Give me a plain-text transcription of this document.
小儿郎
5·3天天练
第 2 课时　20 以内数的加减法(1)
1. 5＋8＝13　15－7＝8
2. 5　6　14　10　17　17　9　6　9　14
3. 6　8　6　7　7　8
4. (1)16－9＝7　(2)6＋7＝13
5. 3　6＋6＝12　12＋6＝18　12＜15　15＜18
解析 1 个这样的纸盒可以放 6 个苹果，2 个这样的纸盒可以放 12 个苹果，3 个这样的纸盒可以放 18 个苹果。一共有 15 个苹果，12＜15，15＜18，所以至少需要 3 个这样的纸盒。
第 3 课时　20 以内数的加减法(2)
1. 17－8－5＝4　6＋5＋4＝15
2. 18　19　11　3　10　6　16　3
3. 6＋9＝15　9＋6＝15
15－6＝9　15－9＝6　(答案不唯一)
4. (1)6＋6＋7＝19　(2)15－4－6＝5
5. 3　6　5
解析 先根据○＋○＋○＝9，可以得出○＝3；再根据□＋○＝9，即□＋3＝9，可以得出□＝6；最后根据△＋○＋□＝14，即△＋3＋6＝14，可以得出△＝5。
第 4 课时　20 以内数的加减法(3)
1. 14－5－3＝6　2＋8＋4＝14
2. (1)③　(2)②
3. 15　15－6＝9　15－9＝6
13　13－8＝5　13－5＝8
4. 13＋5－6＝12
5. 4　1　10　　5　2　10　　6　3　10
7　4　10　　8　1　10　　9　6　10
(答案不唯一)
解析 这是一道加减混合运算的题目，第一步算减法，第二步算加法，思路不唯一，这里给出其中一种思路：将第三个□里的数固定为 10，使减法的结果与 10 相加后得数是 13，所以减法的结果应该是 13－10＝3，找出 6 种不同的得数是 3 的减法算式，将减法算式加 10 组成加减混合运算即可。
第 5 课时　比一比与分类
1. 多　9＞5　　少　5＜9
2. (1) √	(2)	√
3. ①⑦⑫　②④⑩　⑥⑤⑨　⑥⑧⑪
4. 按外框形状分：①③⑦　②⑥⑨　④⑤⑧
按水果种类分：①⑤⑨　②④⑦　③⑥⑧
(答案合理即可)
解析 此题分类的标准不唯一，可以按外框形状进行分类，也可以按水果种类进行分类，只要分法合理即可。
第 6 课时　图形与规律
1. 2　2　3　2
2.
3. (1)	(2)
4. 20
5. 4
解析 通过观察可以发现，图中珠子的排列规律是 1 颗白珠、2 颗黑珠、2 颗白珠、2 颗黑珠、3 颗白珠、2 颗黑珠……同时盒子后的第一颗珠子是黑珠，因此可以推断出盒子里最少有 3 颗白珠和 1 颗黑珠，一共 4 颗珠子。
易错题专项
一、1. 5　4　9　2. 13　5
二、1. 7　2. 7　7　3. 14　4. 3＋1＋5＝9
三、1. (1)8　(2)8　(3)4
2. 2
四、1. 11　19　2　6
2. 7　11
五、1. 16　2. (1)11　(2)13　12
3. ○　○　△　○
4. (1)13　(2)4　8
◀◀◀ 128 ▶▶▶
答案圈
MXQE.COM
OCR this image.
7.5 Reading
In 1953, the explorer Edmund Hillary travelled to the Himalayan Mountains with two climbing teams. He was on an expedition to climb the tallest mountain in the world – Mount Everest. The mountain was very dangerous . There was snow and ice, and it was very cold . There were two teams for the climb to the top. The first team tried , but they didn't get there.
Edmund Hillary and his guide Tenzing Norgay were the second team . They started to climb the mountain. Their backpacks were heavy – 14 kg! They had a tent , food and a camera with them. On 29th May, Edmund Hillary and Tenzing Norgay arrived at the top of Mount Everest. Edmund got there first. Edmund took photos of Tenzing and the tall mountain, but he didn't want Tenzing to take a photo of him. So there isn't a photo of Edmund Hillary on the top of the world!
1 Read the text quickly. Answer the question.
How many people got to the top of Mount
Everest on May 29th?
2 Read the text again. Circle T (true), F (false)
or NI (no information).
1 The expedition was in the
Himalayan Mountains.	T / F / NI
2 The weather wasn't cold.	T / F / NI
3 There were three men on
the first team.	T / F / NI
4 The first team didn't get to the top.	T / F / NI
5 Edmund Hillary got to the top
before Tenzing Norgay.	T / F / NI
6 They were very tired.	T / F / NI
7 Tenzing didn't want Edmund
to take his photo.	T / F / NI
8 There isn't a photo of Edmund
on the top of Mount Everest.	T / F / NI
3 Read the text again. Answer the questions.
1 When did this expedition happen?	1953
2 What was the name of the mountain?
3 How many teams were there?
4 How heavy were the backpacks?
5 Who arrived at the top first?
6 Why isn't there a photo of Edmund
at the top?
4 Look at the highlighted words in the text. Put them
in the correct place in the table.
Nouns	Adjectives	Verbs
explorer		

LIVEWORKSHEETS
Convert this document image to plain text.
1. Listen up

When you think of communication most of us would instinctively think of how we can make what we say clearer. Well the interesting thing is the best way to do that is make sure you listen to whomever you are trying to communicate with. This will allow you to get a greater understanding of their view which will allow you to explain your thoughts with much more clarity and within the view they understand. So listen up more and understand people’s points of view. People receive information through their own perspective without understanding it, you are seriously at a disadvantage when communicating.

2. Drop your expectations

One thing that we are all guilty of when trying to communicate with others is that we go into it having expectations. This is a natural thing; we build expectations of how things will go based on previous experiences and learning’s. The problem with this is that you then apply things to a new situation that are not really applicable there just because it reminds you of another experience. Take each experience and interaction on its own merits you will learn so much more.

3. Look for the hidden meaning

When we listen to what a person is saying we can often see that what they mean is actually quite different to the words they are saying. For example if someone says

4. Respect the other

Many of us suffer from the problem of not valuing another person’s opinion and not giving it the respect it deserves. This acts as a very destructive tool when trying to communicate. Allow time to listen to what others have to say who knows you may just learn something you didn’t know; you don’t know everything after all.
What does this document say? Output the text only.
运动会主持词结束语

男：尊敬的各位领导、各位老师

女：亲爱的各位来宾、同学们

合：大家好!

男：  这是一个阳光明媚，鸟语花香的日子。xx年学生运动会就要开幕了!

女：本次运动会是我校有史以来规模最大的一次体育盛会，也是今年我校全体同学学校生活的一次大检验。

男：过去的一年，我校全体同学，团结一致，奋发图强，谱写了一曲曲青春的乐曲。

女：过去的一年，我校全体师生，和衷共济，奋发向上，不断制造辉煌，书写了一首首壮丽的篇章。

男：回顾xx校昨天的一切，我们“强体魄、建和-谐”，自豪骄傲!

→ Set problem:
Copy out the whole listing, exactly as written.

→ Answer below:
Give me a plain-text transcription of this document.
小儿郎
5·3天天练
第 2 课时　20 以内数的加减法(1)
1. 5＋8＝13　15－7＝8
2. 5　6　14　10　17　17　9　6　9　14
3. 6　8　6　7　7　8
4. (1)16－9＝7　(2)6＋7＝13
5. 3　6＋6＝12　12＋6＝18　12＜15　15＜18
解析 1 个这样的纸盒可以放 6 个苹果，2 个这样的纸盒可以放 12 个苹果，3 个这样的纸盒可以放 18 个苹果。一共有 15 个苹果，12＜15，15＜18，所以至少需要 3 个这样的纸盒。
第 3 课时　20 以内数的加减法(2)
1. 17－8－5＝4　6＋5＋4＝15
2. 18　19　11　3　10　6　16　3
3. 6＋9＝15　9＋6＝15
15－6＝9　15－9＝6　(答案不唯一)
4. (1)6＋6＋7＝19　(2)15－4－6＝5
5. 3　6　5
解析 先根据○＋○＋○＝9，可以得出○＝3；再根据□＋○＝9，即□＋3＝9，可以得出□＝6；最后根据△＋○＋□＝14，即△＋3＋6＝14，可以得出△＝5。
第 4 课时　20 以内数的加减法(3)
1. 14－5－3＝6　2＋8＋4＝14
2. (1)③　(2)②
3. 15　15－6＝9　15－9＝6
13　13－8＝5　13－5＝8
4. 13＋5－6＝12
5. 4　1　10　　5　2　10　　6　3　10
7　4　10　　8　1　10　　9　6　10
(答案不唯一)
解析 这是一道加减混合运算的题目，第一步算减法，第二步算加法，思路不唯一，这里给出其中一种思路：将第三个□里的数固定为 10，使减法的结果与 10 相加后得数是 13，所以减法的结果应该是 13－10＝3，找出 6 种不同的得数是 3 的减法算式，将减法算式加 10 组成加减混合运算即可。
第 5 课时　比一比与分类
1. 多　9＞5　　少　5＜9
2. (1) √	(2)	√
3. ①⑦⑫　②④⑩　⑥⑤⑨　⑥⑧⑪
4. 按外框形状分：①③⑦　②⑥⑨　④⑤⑧
按水果种类分：①⑤⑨　②④⑦　③⑥⑧
(答案合理即可)
解析 此题分类的标准不唯一，可以按外框形状进行分类，也可以按水果种类进行分类，只要分法合理即可。
第 6 课时　图形与规律
1. 2　2　3　2
2.
3. (1)	(2)
4. 20
5. 4
解析 通过观察可以发现，图中珠子的排列规律是 1 颗白珠、2 颗黑珠、2 颗白珠、2 颗黑珠、3 颗白珠、2 颗黑珠……同时盒子后的第一颗珠子是黑珠，因此可以推断出盒子里最少有 3 颗白珠和 1 颗黑珠，一共 4 颗珠子。
易错题专项
一、1. 5　4　9　2. 13　5
二、1. 7　2. 7　7　3. 14　4. 3＋1＋5＝9
三、1. (1)8　(2)8　(3)4
2. 2
四、1. 11　19　2　6
2. 7　11
五、1. 16　2. (1)11　(2)13　12
3. ○　○　△　○
4. (1)13　(2)4　8
◀◀◀ 128 ▶▶▶
答案圈
MXQE.COM
OCR this image.
7.5 Reading
In 1953, the explorer Edmund Hillary travelled to the Himalayan Mountains with two climbing teams. He was on an expedition to climb the tallest mountain in the world – Mount Everest. The mountain was very dangerous . There was snow and ice, and it was very cold . There were two teams for the climb to the top. The first team tried , but they didn't get there.
Edmund Hillary and his guide Tenzing Norgay were the second team . They started to climb the mountain. Their backpacks were heavy – 14 kg! They had a tent , food and a camera with them. On 29th May, Edmund Hillary and Tenzing Norgay arrived at the top of Mount Everest. Edmund got there first. Edmund took photos of Tenzing and the tall mountain, but he didn't want Tenzing to take a photo of him. So there isn't a photo of Edmund Hillary on the top of the world!
1 Read the text quickly. Answer the question.
How many people got to the top of Mount
Everest on May 29th?
2 Read the text again. Circle T (true), F (false)
or NI (no information).
1 The expedition was in the
Himalayan Mountains.	T / F / NI
2 The weather wasn't cold.	T / F / NI
3 There were three men on
the first team.	T / F / NI
4 The first team didn't get to the top.	T / F / NI
5 Edmund Hillary got to the top
before Tenzing Norgay.	T / F / NI
6 They were very tired.	T / F / NI
7 Tenzing didn't want Edmund
to take his photo.	T / F / NI
8 There isn't a photo of Edmund
on the top of Mount Everest.	T / F / NI
3 Read the text again. Answer the questions.
1 When did this expedition happen?	1953
2 What was the name of the mountain?
3 How many teams were there?
4 How heavy were the backpacks?
5 Who arrived at the top first?
6 Why isn't there a photo of Edmund
at the top?
4 Look at the highlighted words in the text. Put them
in the correct place in the table.
Nouns	Adjectives	Verbs
explorer		

LIVEWORKSHEETS
Convert this document image to plain text.
1. Listen up

When you think of communication most of us would instinctively think of how we can make what we say clearer. Well the interesting thing is the best way to do that is make sure you listen to whomever you are trying to communicate with. This will allow you to get a greater understanding of their view which will allow you to explain your thoughts with much more clarity and within the view they understand. So listen up more and understand people’s points of view. People receive information through their own perspective without understanding it, you are seriously at a disadvantage when communicating.

2. Drop your expectations

One thing that we are all guilty of when trying to communicate with others is that we go into it having expectations. This is a natural thing; we build expectations of how things will go based on previous experiences and learning’s. The problem with this is that you then apply things to a new situation that are not really applicable there just because it reminds you of another experience. Take each experience and interaction on its own merits you will learn so much more.

3. Look for the hidden meaning

When we listen to what a person is saying we can often see that what they mean is actually quite different to the words they are saying. For example if someone says

4. Respect the other

Many of us suffer from the problem of not valuing another person’s opinion and not giving it the respect it deserves. This acts as a very destructive tool when trying to communicate. Allow time to listen to what others have to say who knows you may just learn something you didn’t know; you don’t know everything after all.
What does this document say? Output the text only.
运动会主持词结束语

男：尊敬的各位领导、各位老师

女：亲爱的各位来宾、同学们

合：大家好!

男：  这是一个阳光明媚，鸟语花香的日子。xx年学生运动会就要开幕了!

女：本次运动会是我校有史以来规模最大的一次体育盛会，也是今年我校全体同学学校生活的一次大检验。

男：过去的一年，我校全体同学，团结一致，奋发图强，谱写了一曲曲青春的乐曲。

女：过去的一年，我校全体师生，和衷共济，奋发向上，不断制造辉煌，书写了一首首壮丽的篇章。

男：回顾xx校昨天的一切，我们“强体魄、建和-谐”，自豪骄傲!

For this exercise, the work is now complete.